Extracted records

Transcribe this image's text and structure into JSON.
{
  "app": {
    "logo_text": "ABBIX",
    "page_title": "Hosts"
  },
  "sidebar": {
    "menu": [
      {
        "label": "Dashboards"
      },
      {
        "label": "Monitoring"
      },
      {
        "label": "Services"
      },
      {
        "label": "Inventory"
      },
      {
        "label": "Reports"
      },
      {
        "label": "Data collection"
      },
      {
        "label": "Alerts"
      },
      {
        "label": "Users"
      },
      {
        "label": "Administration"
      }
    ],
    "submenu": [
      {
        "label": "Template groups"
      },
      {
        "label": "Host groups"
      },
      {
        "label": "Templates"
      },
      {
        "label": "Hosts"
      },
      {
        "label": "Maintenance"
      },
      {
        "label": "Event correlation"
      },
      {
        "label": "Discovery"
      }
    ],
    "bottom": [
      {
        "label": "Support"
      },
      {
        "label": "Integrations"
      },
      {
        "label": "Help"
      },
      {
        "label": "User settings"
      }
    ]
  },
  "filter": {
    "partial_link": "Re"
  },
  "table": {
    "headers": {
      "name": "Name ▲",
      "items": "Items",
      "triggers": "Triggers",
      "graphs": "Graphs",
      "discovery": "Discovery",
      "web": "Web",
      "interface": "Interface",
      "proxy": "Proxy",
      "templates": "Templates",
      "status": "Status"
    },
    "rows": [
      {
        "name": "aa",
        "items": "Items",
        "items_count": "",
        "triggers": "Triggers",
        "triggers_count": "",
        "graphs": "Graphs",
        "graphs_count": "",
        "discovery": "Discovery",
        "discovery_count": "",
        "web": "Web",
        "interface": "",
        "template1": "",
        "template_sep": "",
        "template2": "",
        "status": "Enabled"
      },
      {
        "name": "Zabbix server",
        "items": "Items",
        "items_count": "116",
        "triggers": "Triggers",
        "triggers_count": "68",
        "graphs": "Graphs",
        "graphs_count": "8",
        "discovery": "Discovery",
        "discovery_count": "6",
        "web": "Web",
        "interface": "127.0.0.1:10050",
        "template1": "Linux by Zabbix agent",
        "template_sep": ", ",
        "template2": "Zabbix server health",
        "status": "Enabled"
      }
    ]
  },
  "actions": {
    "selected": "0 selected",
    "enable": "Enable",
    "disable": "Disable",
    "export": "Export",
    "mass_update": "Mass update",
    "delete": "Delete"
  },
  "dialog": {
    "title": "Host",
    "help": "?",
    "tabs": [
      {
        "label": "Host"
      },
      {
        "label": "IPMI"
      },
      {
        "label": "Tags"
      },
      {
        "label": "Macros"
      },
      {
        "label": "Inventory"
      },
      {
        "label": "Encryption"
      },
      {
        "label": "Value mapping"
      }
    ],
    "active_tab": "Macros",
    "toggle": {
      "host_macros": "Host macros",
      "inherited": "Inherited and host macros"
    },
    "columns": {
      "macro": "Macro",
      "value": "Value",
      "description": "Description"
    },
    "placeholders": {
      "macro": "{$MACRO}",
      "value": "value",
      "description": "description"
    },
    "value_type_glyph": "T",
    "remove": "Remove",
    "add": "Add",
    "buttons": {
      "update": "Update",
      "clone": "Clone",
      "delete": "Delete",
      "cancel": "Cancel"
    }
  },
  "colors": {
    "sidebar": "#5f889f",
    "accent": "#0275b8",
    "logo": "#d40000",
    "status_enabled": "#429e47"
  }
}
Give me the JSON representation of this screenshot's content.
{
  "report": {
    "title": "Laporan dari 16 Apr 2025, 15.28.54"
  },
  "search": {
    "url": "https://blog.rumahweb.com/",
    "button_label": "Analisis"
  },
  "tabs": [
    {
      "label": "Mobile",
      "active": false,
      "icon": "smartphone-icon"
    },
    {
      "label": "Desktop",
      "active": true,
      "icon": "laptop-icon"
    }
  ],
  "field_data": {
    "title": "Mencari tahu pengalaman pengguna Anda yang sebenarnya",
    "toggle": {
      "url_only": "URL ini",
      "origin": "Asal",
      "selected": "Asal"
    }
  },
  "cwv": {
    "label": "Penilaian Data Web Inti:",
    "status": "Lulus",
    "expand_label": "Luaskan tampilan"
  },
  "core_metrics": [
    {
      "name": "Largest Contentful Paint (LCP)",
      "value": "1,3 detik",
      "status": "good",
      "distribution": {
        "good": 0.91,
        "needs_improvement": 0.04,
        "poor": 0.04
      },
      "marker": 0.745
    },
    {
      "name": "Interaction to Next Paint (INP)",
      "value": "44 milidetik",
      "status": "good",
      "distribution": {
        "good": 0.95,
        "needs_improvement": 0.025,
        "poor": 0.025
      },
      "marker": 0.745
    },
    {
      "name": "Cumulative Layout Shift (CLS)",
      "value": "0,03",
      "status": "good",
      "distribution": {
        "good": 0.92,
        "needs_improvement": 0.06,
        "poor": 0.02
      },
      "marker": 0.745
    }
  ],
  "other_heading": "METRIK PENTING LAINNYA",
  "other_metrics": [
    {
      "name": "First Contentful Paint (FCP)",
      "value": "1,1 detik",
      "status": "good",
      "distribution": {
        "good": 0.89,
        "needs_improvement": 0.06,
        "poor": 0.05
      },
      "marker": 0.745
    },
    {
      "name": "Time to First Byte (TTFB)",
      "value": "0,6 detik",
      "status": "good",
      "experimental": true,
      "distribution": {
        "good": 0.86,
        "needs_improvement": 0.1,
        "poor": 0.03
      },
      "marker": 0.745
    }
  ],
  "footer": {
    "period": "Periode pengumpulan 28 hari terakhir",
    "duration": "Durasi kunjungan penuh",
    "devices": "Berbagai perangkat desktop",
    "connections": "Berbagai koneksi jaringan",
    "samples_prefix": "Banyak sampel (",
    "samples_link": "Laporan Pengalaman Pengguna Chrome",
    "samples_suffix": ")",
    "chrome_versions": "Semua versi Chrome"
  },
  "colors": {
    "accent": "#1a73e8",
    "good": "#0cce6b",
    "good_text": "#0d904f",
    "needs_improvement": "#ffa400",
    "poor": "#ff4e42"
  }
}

Set task
Copy all the entries verbatim.

Exercise solution
Transcribe this image's text and structure into JSON.
{
  "app": {
    "logo_text": "ABBIX",
    "page_title": "Hosts"
  },
  "sidebar": {
    "menu": [
      {
        "label": "Dashboards"
      },
      {
        "label": "Monitoring"
      },
      {
        "label": "Services"
      },
      {
        "label": "Inventory"
      },
      {
        "label": "Reports"
      },
      {
        "label": "Data collection"
      },
      {
        "label": "Alerts"
      },
      {
        "label": "Users"
      },
      {
        "label": "Administration"
      }
    ],
    "submenu": [
      {
        "label": "Template groups"
      },
      {
        "label": "Host groups"
      },
      {
        "label": "Templates"
      },
      {
        "label": "Hosts"
      },
      {
        "label": "Maintenance"
      },
      {
        "label": "Event correlation"
      },
      {
        "label": "Discovery"
      }
    ],
    "bottom": [
      {
        "label": "Support"
      },
      {
        "label": "Integrations"
      },
      {
        "label": "Help"
      },
      {
        "label": "User settings"
      }
    ]
  },
  "filter": {
    "partial_link": "Re"
  },
  "table": {
    "headers": {
      "name": "Name ▲",
      "items": "Items",
      "triggers": "Triggers",
      "graphs": "Graphs",
      "discovery": "Discovery",
      "web": "Web",
      "interface": "Interface",
      "proxy": "Proxy",
      "templates": "Templates",
      "status": "Status"
    },
    "rows": [
      {
        "name": "aa",
        "items": "Items",
        "items_count": "",
        "triggers": "Triggers",
        "triggers_count": "",
        "graphs": "Graphs",
        "graphs_count": "",
        "discovery": "Discovery",
        "discovery_count": "",
        "web": "Web",
        "interface": "",
        "template1": "",
        "template_sep": "",
        "template2": "",
        "status": "Enabled"
      },
      {
        "name": "Zabbix server",
        "items": "Items",
        "items_count": "116",
        "triggers": "Triggers",
        "triggers_count": "68",
        "graphs": "Graphs",
        "graphs_count": "8",
        "discovery": "Discovery",
        "discovery_count": "6",
        "web": "Web",
        "interface": "127.0.0.1:10050",
        "template1": "Linux by Zabbix agent",
        "template_sep": ", ",
        "template2": "Zabbix server health",
        "status": "Enabled"
      }
    ]
  },
  "actions": {
    "selected": "0 selected",
    "enable": "Enable",
    "disable": "Disable",
    "export": "Export",
    "mass_update": "Mass update",
    "delete": "Delete"
  },
  "dialog": {
    "title": "Host",
    "help": "?",
    "tabs": [
      {
        "label": "Host"
      },
      {
        "label": "IPMI"
      },
      {
        "label": "Tags"
      },
      {
        "label": "Macros"
      },
      {
        "label": "Inventory"
      },
      {
        "label": "Encryption"
      },
      {
        "label": "Value mapping"
      }
    ],
    "active_tab": "Macros",
    "toggle": {
      "host_macros": "Host macros",
      "inherited": "Inherited and host macros"
    },
    "columns": {
      "macro": "Macro",
      "value": "Value",
      "description": "Description"
    },
    "placeholders": {
      "macro": "{$MACRO}",
      "value": "value",
      "description": "description"
    },
    "value_type_glyph": "T",
    "remove": "Remove",
    "add": "Add",
    "buttons": {
      "update": "Update",
      "clone": "Clone",
      "delete": "Delete",
      "cancel": "Cancel"
    }
  },
  "colors": {
    "sidebar": "#5f889f",
    "accent": "#0275b8",
    "logo": "#d40000",
    "status_enabled": "#429e47"
  }
}
Give me the JSON representation of this screenshot's content.
{
  "report": {
    "title": "Laporan dari 16 Apr 2025, 15.28.54"
  },
  "search": {
    "url": "https://blog.rumahweb.com/",
    "button_label": "Analisis"
  },
  "tabs": [
    {
      "label": "Mobile",
      "active": false,
      "icon": "smartphone-icon"
    },
    {
      "label": "Desktop",
      "active": true,
      "icon": "laptop-icon"
    }
  ],
  "field_data": {
    "title": "Mencari tahu pengalaman pengguna Anda yang sebenarnya",
    "toggle": {
      "url_only": "URL ini",
      "origin": "Asal",
      "selected": "Asal"
    }
  },
  "cwv": {
    "label": "Penilaian Data Web Inti:",
    "status": "Lulus",
    "expand_label": "Luaskan tampilan"
  },
  "core_metrics": [
    {
      "name": "Largest Contentful Paint (LCP)",
      "value": "1,3 detik",
      "status": "good",
      "distribution": {
        "good": 0.91,
        "needs_improvement": 0.04,
        "poor": 0.04
      },
      "marker": 0.745
    },
    {
      "name": "Interaction to Next Paint (INP)",
      "value": "44 milidetik",
      "status": "good",
      "distribution": {
        "good": 0.95,
        "needs_improvement": 0.025,
        "poor": 0.025
      },
      "marker": 0.745
    },
    {
      "name": "Cumulative Layout Shift (CLS)",
      "value": "0,03",
      "status": "good",
      "distribution": {
        "good": 0.92,
        "needs_improvement": 0.06,
        "poor": 0.02
      },
      "marker": 0.745
    }
  ],
  "other_heading": "METRIK PENTING LAINNYA",
  "other_metrics": [
    {
      "name": "First Contentful Paint (FCP)",
      "value": "1,1 detik",
      "status": "good",
      "distribution": {
        "good": 0.89,
        "needs_improvement": 0.06,
        "poor": 0.05
      },
      "marker": 0.745
    },
    {
      "name": "Time to First Byte (TTFB)",
      "value": "0,6 detik",
      "status": "good",
      "experimental": true,
      "distribution": {
        "good": 0.86,
        "needs_improvement": 0.1,
        "poor": 0.03
      },
      "marker": 0.745
    }
  ],
  "footer": {
    "period": "Periode pengumpulan 28 hari terakhir",
    "duration": "Durasi kunjungan penuh",
    "devices": "Berbagai perangkat desktop",
    "connections": "Berbagai koneksi jaringan",
    "samples_prefix": "Banyak sampel (",
    "samples_link": "Laporan Pengalaman Pengguna Chrome",
    "samples_suffix": ")",
    "chrome_versions": "Semua versi Chrome"
  },
  "colors": {
    "accent": "#1a73e8",
    "good": "#0cce6b",
    "good_text": "#0d904f",
    "needs_improvement": "#ffa400",
    "poor": "#ff4e42"
  }
}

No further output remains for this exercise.